Task details:
Set out every row below as a JSON list of strings, one string per line, leaving out any blank lines.
----
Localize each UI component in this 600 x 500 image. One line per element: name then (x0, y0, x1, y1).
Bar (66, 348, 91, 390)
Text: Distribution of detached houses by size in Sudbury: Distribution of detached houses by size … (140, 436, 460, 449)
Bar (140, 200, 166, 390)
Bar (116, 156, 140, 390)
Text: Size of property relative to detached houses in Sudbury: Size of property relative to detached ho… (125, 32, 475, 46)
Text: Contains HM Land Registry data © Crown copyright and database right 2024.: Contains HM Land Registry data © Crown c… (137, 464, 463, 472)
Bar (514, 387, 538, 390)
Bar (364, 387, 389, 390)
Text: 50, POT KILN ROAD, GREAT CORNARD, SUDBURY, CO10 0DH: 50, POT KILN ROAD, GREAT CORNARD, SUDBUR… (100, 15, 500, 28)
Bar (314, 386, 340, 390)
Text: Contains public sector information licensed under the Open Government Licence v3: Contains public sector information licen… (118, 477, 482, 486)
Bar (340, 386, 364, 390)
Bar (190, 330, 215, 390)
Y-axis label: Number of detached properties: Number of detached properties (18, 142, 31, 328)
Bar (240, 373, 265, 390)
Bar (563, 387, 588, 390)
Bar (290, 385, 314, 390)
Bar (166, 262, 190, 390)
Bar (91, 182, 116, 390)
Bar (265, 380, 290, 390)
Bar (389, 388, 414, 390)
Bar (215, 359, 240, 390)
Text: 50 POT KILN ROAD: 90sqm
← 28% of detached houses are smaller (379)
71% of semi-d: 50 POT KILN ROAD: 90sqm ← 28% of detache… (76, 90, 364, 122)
----
Finished answer:
[
  "Localize each UI component in this 600 x 500 image. One line per element: name then (x0, y0, x1, y1).",
  "Bar (66, 348, 91, 390)",
  "Text: Distribution of detached houses by size in Sudbury: Distribution of detached houses by size … (140, 436, 460, 449)",
  "Bar (140, 200, 166, 390)",
  "Bar (116, 156, 140, 390)",
  "Text: Size of property relative to detached houses in Sudbury: Size of property relative to detached ho… (125, 32, 475, 46)",
  "Text: Contains HM Land Registry data © Crown copyright and database right 2024.: Contains HM Land Registry data © Crown c… (137, 464, 463, 472)",
  "Bar (514, 387, 538, 390)",
  "Bar (364, 387, 389, 390)",
  "Text: 50, POT KILN ROAD, GREAT CORNARD, SUDBURY, CO10 0DH: 50, POT KILN ROAD, GREAT CORNARD, SUDBUR… (100, 15, 500, 28)",
  "Bar (314, 386, 340, 390)",
  "Text: Contains public sector information licensed under the Open Government Licence v3: Contains public sector information licen… (118, 477, 482, 486)",
  "Bar (340, 386, 364, 390)",
  "Bar (190, 330, 215, 390)",
  "Y-axis label: Number of detached properties: Number of detached properties (18, 142, 31, 328)",
  "Bar (240, 373, 265, 390)",
  "Bar (563, 387, 588, 390)",
  "Bar (290, 385, 314, 390)",
  "Bar (166, 262, 190, 390)",
  "Bar (91, 182, 116, 390)",
  "Bar (265, 380, 290, 390)",
  "Bar (389, 388, 414, 390)",
  "Bar (215, 359, 240, 390)",
  "Text: 50 POT KILN ROAD: 90sqm",
  "← 28% of detached houses are smaller (379)",
  "71% of semi-d: 50 POT KILN ROAD: 90sqm ← 28% of detache… (76, 90, 364, 122)"
]